-- BEGIN --

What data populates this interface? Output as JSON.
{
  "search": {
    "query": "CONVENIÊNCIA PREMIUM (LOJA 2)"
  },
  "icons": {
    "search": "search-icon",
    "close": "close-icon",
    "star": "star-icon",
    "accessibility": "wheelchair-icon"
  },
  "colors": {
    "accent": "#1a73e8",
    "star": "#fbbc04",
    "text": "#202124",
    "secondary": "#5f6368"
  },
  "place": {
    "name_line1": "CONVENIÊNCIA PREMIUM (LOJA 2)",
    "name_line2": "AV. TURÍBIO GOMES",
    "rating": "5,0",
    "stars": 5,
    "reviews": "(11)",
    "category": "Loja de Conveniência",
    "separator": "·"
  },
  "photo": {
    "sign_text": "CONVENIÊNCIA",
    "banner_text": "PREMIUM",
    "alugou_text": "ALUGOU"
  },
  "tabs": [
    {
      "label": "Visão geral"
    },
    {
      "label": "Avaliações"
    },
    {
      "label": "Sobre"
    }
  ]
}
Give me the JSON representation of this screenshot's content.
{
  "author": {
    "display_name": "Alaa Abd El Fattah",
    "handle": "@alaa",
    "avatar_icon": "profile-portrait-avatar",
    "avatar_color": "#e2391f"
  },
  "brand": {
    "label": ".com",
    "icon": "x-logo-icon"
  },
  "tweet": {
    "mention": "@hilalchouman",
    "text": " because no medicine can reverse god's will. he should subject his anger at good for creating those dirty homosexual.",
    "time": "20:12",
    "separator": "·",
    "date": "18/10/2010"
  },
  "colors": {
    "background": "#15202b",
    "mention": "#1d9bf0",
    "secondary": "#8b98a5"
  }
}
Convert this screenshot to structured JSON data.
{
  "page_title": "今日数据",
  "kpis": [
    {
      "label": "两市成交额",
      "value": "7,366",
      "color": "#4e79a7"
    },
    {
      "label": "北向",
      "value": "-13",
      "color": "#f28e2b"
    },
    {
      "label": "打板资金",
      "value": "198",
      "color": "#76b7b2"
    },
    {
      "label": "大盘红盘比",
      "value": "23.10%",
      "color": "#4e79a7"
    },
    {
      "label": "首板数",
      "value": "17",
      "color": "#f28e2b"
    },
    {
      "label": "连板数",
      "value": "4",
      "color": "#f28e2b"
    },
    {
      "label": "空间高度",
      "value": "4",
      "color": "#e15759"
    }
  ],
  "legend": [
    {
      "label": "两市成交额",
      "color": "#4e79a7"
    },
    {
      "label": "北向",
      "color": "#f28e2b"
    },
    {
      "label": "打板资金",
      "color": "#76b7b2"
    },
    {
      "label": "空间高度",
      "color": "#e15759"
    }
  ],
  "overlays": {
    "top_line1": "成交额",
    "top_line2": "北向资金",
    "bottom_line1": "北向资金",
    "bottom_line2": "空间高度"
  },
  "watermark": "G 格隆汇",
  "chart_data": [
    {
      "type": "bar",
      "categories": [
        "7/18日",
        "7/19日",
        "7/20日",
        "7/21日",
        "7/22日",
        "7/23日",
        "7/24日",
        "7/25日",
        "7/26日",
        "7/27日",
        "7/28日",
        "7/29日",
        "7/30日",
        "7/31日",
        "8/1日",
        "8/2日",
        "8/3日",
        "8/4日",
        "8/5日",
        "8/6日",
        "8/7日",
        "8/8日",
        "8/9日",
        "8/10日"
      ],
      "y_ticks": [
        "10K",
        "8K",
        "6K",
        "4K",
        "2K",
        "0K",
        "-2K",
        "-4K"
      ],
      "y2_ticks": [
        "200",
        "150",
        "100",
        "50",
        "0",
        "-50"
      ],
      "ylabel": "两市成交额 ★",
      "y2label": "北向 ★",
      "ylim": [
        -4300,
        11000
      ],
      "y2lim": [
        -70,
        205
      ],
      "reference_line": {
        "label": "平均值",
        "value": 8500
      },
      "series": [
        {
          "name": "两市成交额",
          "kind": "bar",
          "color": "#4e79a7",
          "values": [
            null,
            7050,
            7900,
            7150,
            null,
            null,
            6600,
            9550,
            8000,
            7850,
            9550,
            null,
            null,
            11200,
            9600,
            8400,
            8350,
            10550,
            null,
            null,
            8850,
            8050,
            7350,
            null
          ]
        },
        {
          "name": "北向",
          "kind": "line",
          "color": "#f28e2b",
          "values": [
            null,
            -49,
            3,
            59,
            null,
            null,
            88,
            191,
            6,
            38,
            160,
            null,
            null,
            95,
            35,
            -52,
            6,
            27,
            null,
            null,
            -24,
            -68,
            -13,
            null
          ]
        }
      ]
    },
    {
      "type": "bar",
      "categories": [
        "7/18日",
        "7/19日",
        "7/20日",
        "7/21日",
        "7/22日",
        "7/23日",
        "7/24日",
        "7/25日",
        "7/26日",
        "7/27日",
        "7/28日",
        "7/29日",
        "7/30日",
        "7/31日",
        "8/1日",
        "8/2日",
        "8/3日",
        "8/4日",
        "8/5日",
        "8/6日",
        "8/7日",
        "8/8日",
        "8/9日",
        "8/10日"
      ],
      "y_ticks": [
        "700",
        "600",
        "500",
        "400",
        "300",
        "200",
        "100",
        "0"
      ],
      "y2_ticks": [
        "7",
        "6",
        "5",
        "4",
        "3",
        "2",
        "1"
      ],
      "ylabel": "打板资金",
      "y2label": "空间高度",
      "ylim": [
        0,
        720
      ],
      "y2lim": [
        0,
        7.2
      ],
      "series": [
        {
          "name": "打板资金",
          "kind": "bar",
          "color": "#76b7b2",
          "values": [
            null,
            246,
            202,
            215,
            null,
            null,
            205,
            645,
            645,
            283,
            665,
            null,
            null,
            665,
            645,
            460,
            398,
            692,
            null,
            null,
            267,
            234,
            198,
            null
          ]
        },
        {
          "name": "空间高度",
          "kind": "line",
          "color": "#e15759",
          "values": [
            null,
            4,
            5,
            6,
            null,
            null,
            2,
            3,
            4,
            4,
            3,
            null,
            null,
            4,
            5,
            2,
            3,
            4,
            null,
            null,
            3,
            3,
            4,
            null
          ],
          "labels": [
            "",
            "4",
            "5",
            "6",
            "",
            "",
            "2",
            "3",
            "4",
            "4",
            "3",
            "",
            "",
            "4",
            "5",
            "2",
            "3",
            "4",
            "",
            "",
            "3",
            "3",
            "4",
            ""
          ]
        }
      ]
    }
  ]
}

-- END --

Extract each entry in full and write it down exactly.

_Solution for this task_
What data populates this interface? Output as JSON.
{
  "search": {
    "query": "CONVENIÊNCIA PREMIUM (LOJA 2)"
  },
  "icons": {
    "search": "search-icon",
    "close": "close-icon",
    "star": "star-icon",
    "accessibility": "wheelchair-icon"
  },
  "colors": {
    "accent": "#1a73e8",
    "star": "#fbbc04",
    "text": "#202124",
    "secondary": "#5f6368"
  },
  "place": {
    "name_line1": "CONVENIÊNCIA PREMIUM (LOJA 2)",
    "name_line2": "AV. TURÍBIO GOMES",
    "rating": "5,0",
    "stars": 5,
    "reviews": "(11)",
    "category": "Loja de Conveniência",
    "separator": "·"
  },
  "photo": {
    "sign_text": "CONVENIÊNCIA",
    "banner_text": "PREMIUM",
    "alugou_text": "ALUGOU"
  },
  "tabs": [
    {
      "label": "Visão geral"
    },
    {
      "label": "Avaliações"
    },
    {
      "label": "Sobre"
    }
  ]
}
Give me the JSON representation of this screenshot's content.
{
  "author": {
    "display_name": "Alaa Abd El Fattah",
    "handle": "@alaa",
    "avatar_icon": "profile-portrait-avatar",
    "avatar_color": "#e2391f"
  },
  "brand": {
    "label": ".com",
    "icon": "x-logo-icon"
  },
  "tweet": {
    "mention": "@hilalchouman",
    "text": " because no medicine can reverse god's will. he should subject his anger at good for creating those dirty homosexual.",
    "time": "20:12",
    "separator": "·",
    "date": "18/10/2010"
  },
  "colors": {
    "background": "#15202b",
    "mention": "#1d9bf0",
    "secondary": "#8b98a5"
  }
}
Convert this screenshot to structured JSON data.
{
  "page_title": "今日数据",
  "kpis": [
    {
      "label": "两市成交额",
      "value": "7,366",
      "color": "#4e79a7"
    },
    {
      "label": "北向",
      "value": "-13",
      "color": "#f28e2b"
    },
    {
      "label": "打板资金",
      "value": "198",
      "color": "#76b7b2"
    },
    {
      "label": "大盘红盘比",
      "value": "23.10%",
      "color": "#4e79a7"
    },
    {
      "label": "首板数",
      "value": "17",
      "color": "#f28e2b"
    },
    {
      "label": "连板数",
      "value": "4",
      "color": "#f28e2b"
    },
    {
      "label": "空间高度",
      "value": "4",
      "color": "#e15759"
    }
  ],
  "legend": [
    {
      "label": "两市成交额",
      "color": "#4e79a7"
    },
    {
      "label": "北向",
      "color": "#f28e2b"
    },
    {
      "label": "打板资金",
      "color": "#76b7b2"
    },
    {
      "label": "空间高度",
      "color": "#e15759"
    }
  ],
  "overlays": {
    "top_line1": "成交额",
    "top_line2": "北向资金",
    "bottom_line1": "北向资金",
    "bottom_line2": "空间高度"
  },
  "watermark": "G 格隆汇",
  "chart_data": [
    {
      "type": "bar",
      "categories": [
        "7/18日",
        "7/19日",
        "7/20日",
        "7/21日",
        "7/22日",
        "7/23日",
        "7/24日",
        "7/25日",
        "7/26日",
        "7/27日",
        "7/28日",
        "7/29日",
        "7/30日",
        "7/31日",
        "8/1日",
        "8/2日",
        "8/3日",
        "8/4日",
        "8/5日",
        "8/6日",
        "8/7日",
        "8/8日",
        "8/9日",
        "8/10日"
      ],
      "y_ticks": [
        "10K",
        "8K",
        "6K",
        "4K",
        "2K",
        "0K",
        "-2K",
        "-4K"
      ],
      "y2_ticks": [
        "200",
        "150",
        "100",
        "50",
        "0",
        "-50"
      ],
      "ylabel": "两市成交额 ★",
      "y2label": "北向 ★",
      "ylim": [
        -4300,
        11000
      ],
      "y2lim": [
        -70,
        205
      ],
      "reference_line": {
        "label": "平均值",
        "value": 8500
      },
      "series": [
        {
          "name": "两市成交额",
          "kind": "bar",
          "color": "#4e79a7",
          "values": [
            null,
            7050,
            7900,
            7150,
            null,
            null,
            6600,
            9550,
            8000,
            7850,
            9550,
            null,
            null,
            11200,
            9600,
            8400,
            8350,
            10550,
            null,
            null,
            8850,
            8050,
            7350,
            null
          ]
        },
        {
          "name": "北向",
          "kind": "line",
          "color": "#f28e2b",
          "values": [
            null,
            -49,
            3,
            59,
            null,
            null,
            88,
            191,
            6,
            38,
            160,
            null,
            null,
            95,
            35,
            -52,
            6,
            27,
            null,
            null,
            -24,
            -68,
            -13,
            null
          ]
        }
      ]
    },
    {
      "type": "bar",
      "categories": [
        "7/18日",
        "7/19日",
        "7/20日",
        "7/21日",
        "7/22日",
        "7/23日",
        "7/24日",
        "7/25日",
        "7/26日",
        "7/27日",
        "7/28日",
        "7/29日",
        "7/30日",
        "7/31日",
        "8/1日",
        "8/2日",
        "8/3日",
        "8/4日",
        "8/5日",
        "8/6日",
        "8/7日",
        "8/8日",
        "8/9日",
        "8/10日"
      ],
      "y_ticks": [
        "700",
        "600",
        "500",
        "400",
        "300",
        "200",
        "100",
        "0"
      ],
      "y2_ticks": [
        "7",
        "6",
        "5",
        "4",
        "3",
        "2",
        "1"
      ],
      "ylabel": "打板资金",
      "y2label": "空间高度",
      "ylim": [
        0,
        720
      ],
      "y2lim": [
        0,
        7.2
      ],
      "series": [
        {
          "name": "打板资金",
          "kind": "bar",
          "color": "#76b7b2",
          "values": [
            null,
            246,
            202,
            215,
            null,
            null,
            205,
            645,
            645,
            283,
            665,
            null,
            null,
            665,
            645,
            460,
            398,
            692,
            null,
            null,
            267,
            234,
            198,
            null
          ]
        },
        {
          "name": "空间高度",
          "kind": "line",
          "color": "#e15759",
          "values": [
            null,
            4,
            5,
            6,
            null,
            null,
            2,
            3,
            4,
            4,
            3,
            null,
            null,
            4,
            5,
            2,
            3,
            4,
            null,
            null,
            3,
            3,
            4,
            null
          ],
          "labels": [
            "",
            "4",
            "5",
            "6",
            "",
            "",
            "2",
            "3",
            "4",
            "4",
            "3",
            "",
            "",
            "4",
            "5",
            "2",
            "3",
            "4",
            "",
            "",
            "3",
            "3",
            "4",
            ""
          ]
        }
      ]
    }
  ]
}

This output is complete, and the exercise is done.